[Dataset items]
▼

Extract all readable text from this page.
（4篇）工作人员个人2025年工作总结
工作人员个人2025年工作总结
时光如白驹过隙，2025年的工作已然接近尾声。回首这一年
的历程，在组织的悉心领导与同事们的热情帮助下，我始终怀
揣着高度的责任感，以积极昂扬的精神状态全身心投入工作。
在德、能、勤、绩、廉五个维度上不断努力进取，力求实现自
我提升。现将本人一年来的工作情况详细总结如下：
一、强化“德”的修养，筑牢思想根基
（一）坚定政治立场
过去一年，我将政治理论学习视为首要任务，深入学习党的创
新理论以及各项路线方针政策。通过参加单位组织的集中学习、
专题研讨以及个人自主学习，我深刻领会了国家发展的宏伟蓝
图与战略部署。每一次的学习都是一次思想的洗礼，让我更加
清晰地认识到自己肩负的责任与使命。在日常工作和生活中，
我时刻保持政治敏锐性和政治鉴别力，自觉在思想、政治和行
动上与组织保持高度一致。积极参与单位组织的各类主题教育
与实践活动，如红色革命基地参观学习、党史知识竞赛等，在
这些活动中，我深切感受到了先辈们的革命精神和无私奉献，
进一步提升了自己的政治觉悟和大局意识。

▲

#### Description of the task
Quote all the records exactly, please, leaving none out.

#### Expected answer
Extract all readable text from this page.
（4篇）工作人员个人2025年工作总结
工作人员个人2025年工作总结
时光如白驹过隙，2025年的工作已然接近尾声。回首这一年
的历程，在组织的悉心领导与同事们的热情帮助下，我始终怀
揣着高度的责任感，以积极昂扬的精神状态全身心投入工作。
在德、能、勤、绩、廉五个维度上不断努力进取，力求实现自
我提升。现将本人一年来的工作情况详细总结如下：
一、强化“德”的修养，筑牢思想根基
（一）坚定政治立场
过去一年，我将政治理论学习视为首要任务，深入学习党的创
新理论以及各项路线方针政策。通过参加单位组织的集中学习、
专题研讨以及个人自主学习，我深刻领会了国家发展的宏伟蓝
图与战略部署。每一次的学习都是一次思想的洗礼，让我更加
清晰地认识到自己肩负的责任与使命。在日常工作和生活中，
我时刻保持政治敏锐性和政治鉴别力，自觉在思想、政治和行
动上与组织保持高度一致。积极参与单位组织的各类主题教育
与实践活动，如红色革命基地参观学习、党史知识竞赛等，在
这些活动中，我深切感受到了先辈们的革命精神和无私奉献，
进一步提升了自己的政治觉悟和大局意识。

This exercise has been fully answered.